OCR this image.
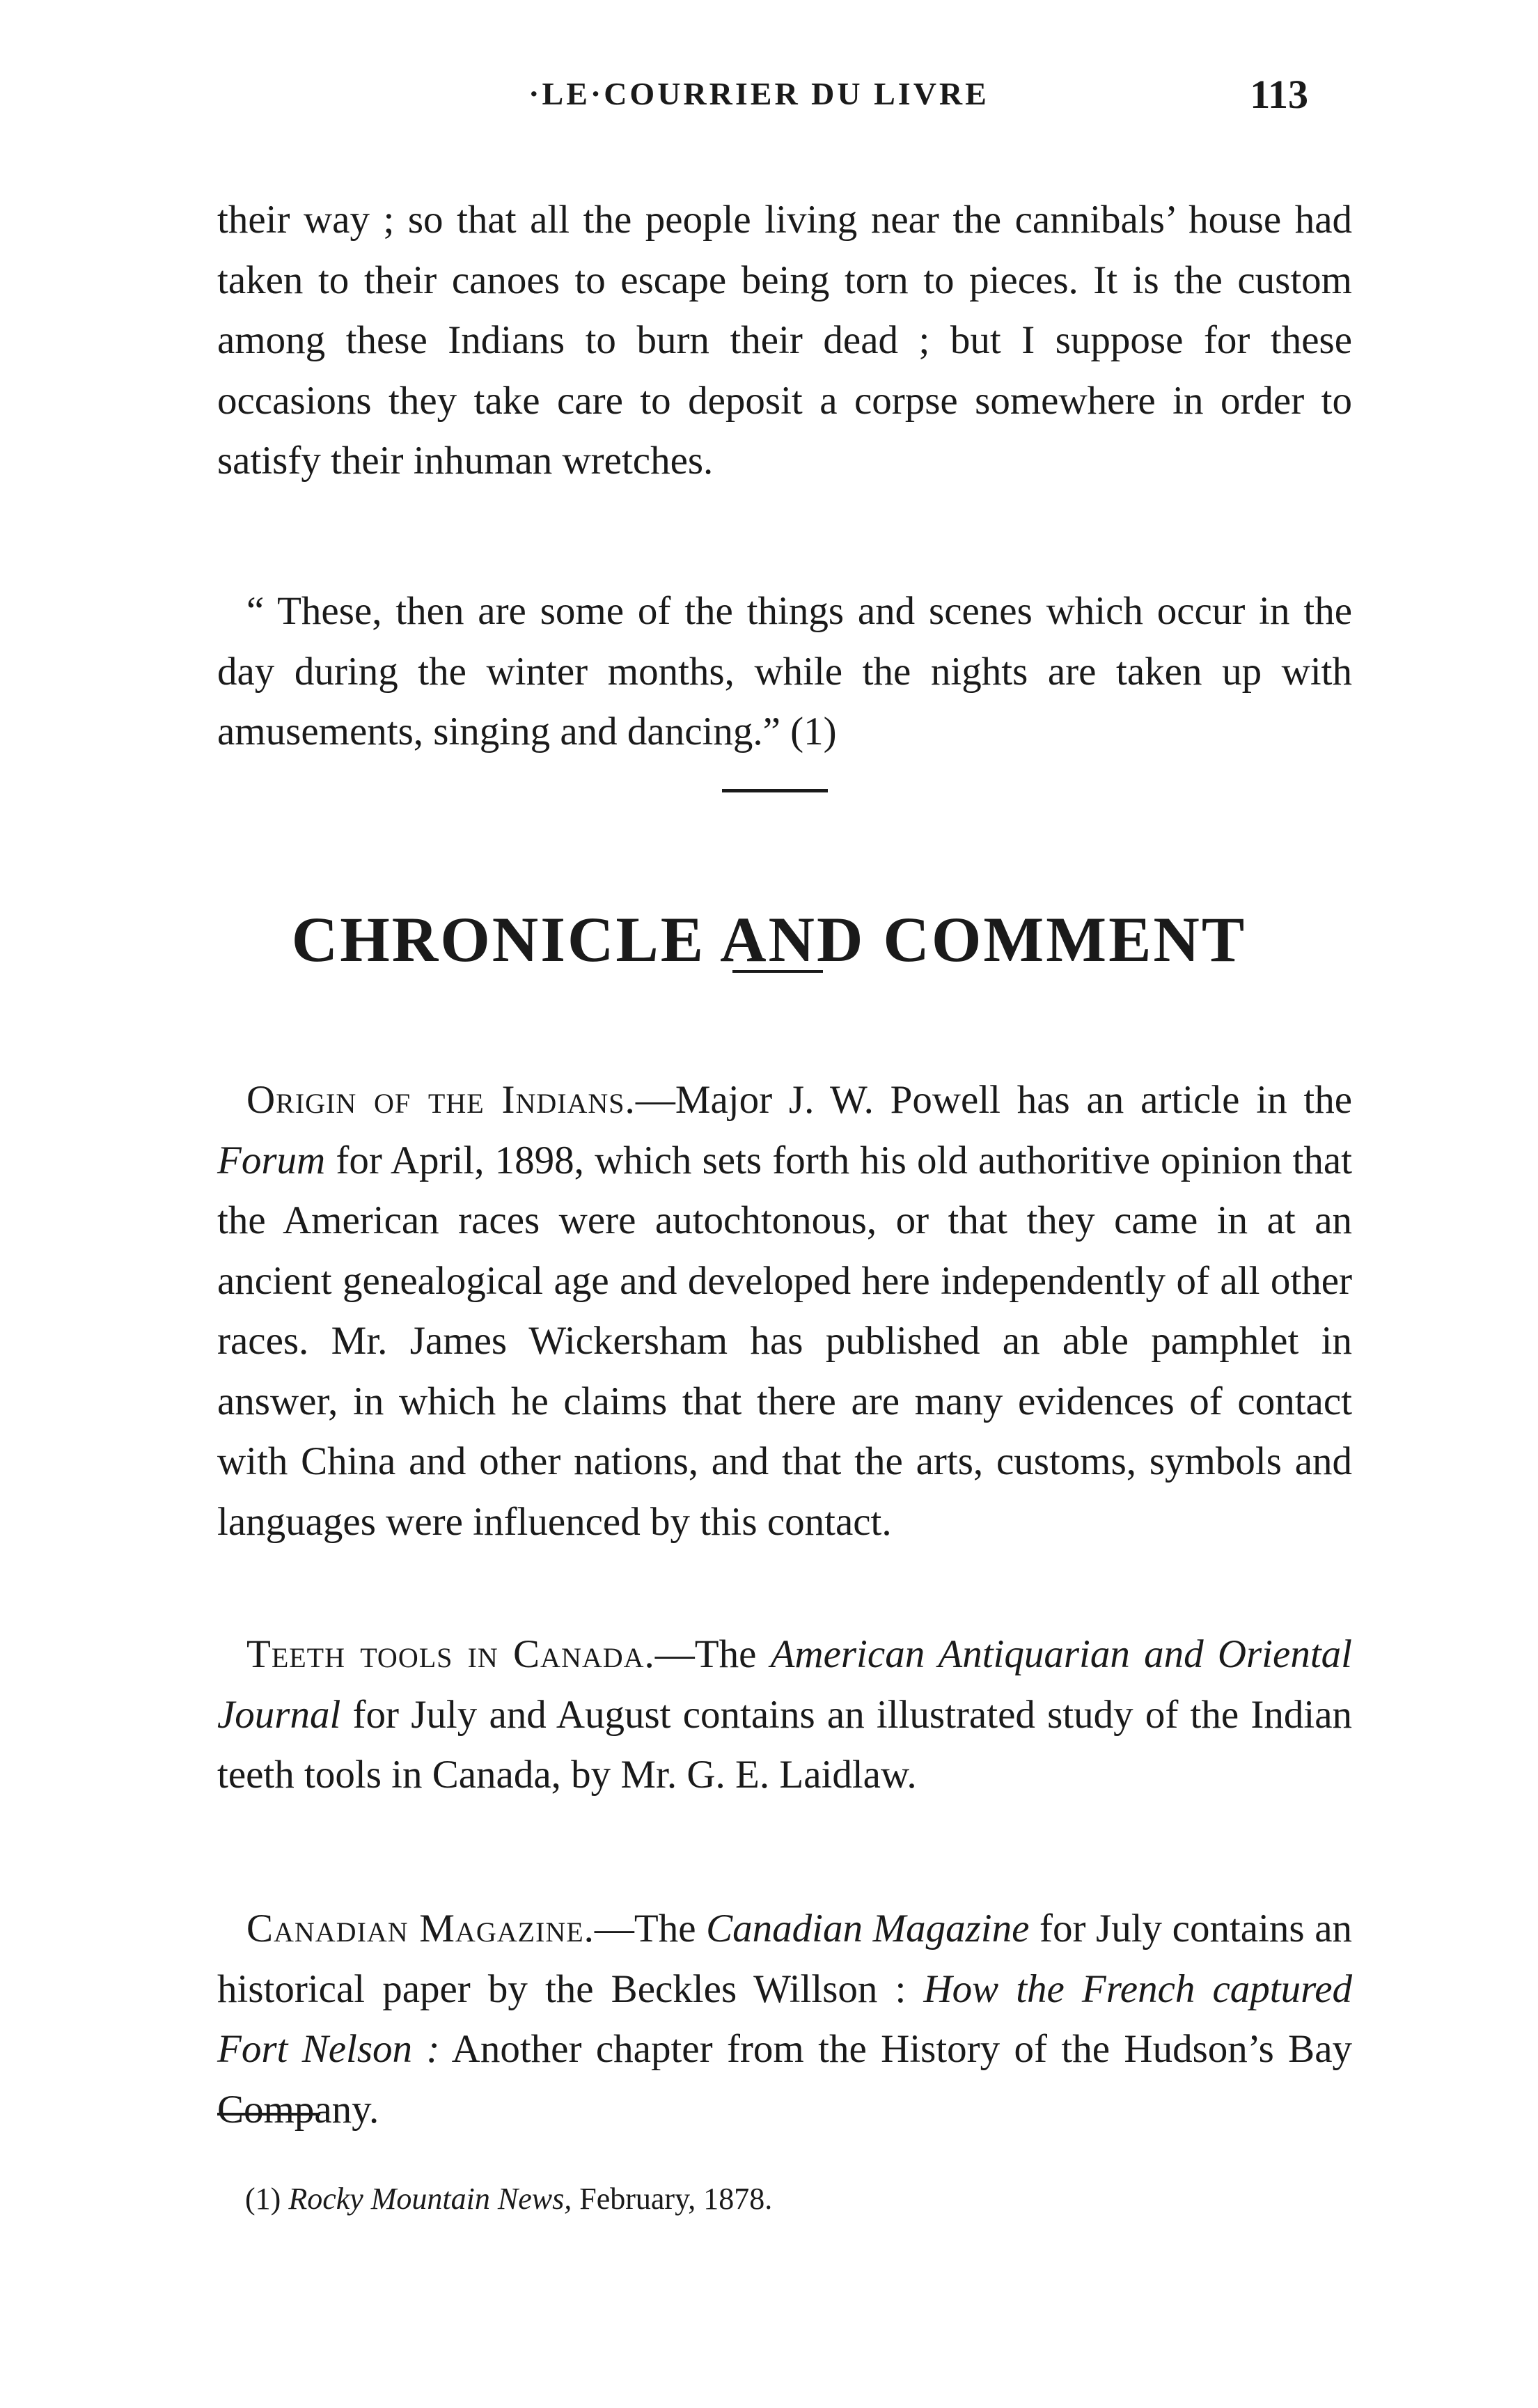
·LE·COURRIER DU LIVRE	113

their way ; so that all the people living near the cannibals’ house had taken to their canoes to escape being torn to pieces. It is the custom among these Indians to burn their dead ; but I suppose for these occasions they take care to deposit a corpse somewhere in order to satisfy their inhuman wretches.

“ These, then are some of the things and scenes which occur in the day during the winter months, while the nights are taken up with amusements, singing and dancing.” (1)

CHRONICLE AND COMMENT

Origin of the Indians.—Major J. W. Powell has an article in the Forum for April, 1898, which sets forth his old authoritive opinion that the American races were autochtonous, or that they came in at an ancient genealogical age and developed here independently of all other races. Mr. James Wickersham has published an able pamphlet in answer, in which he claims that there are many evidences of contact with China and other nations, and that the arts, customs, symbols and languages were influenced by this contact.

Teeth tools in Canada.—The American Antiquarian and Oriental Journal for July and August contains an illustrated study of the Indian teeth tools in Canada, by Mr. G. E. Laidlaw.

Canadian Magazine.—The Canadian Magazine for July contains an historical paper by the Beckles Willson : How the French captured Fort Nelson : Another chapter from the History of the Hudson’s Bay Company.

(1) Rocky Mountain News, February, 1878.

———

● Directions
Except for the pictures, copy every line of the records above exactly.

● Worked solution
OCR this image.
·LE·COURRIER DU LIVRE	113

their way ; so that all the people living near the cannibals’ house had taken to their canoes to escape being torn to pieces. It is the custom among these Indians to burn their dead ; but I suppose for these occasions they take care to deposit a corpse somewhere in order to satisfy their inhuman wretches.

“ These, then are some of the things and scenes which occur in the day during the winter months, while the nights are taken up with amusements, singing and dancing.” (1)

CHRONICLE AND COMMENT

Origin of the Indians.—Major J. W. Powell has an article in the Forum for April, 1898, which sets forth his old authoritive opinion that the American races were autochtonous, or that they came in at an ancient genealogical age and developed here independently of all other races. Mr. James Wickersham has published an able pamphlet in answer, in which he claims that there are many evidences of contact with China and other nations, and that the arts, customs, symbols and languages were influenced by this contact.

Teeth tools in Canada.—The American Antiquarian and Oriental Journal for July and August contains an illustrated study of the Indian teeth tools in Canada, by Mr. G. E. Laidlaw.

Canadian Magazine.—The Canadian Magazine for July contains an historical paper by the Beckles Willson : How the French captured Fort Nelson : Another chapter from the History of the Hudson’s Bay Company.

(1) Rocky Mountain News, February, 1878.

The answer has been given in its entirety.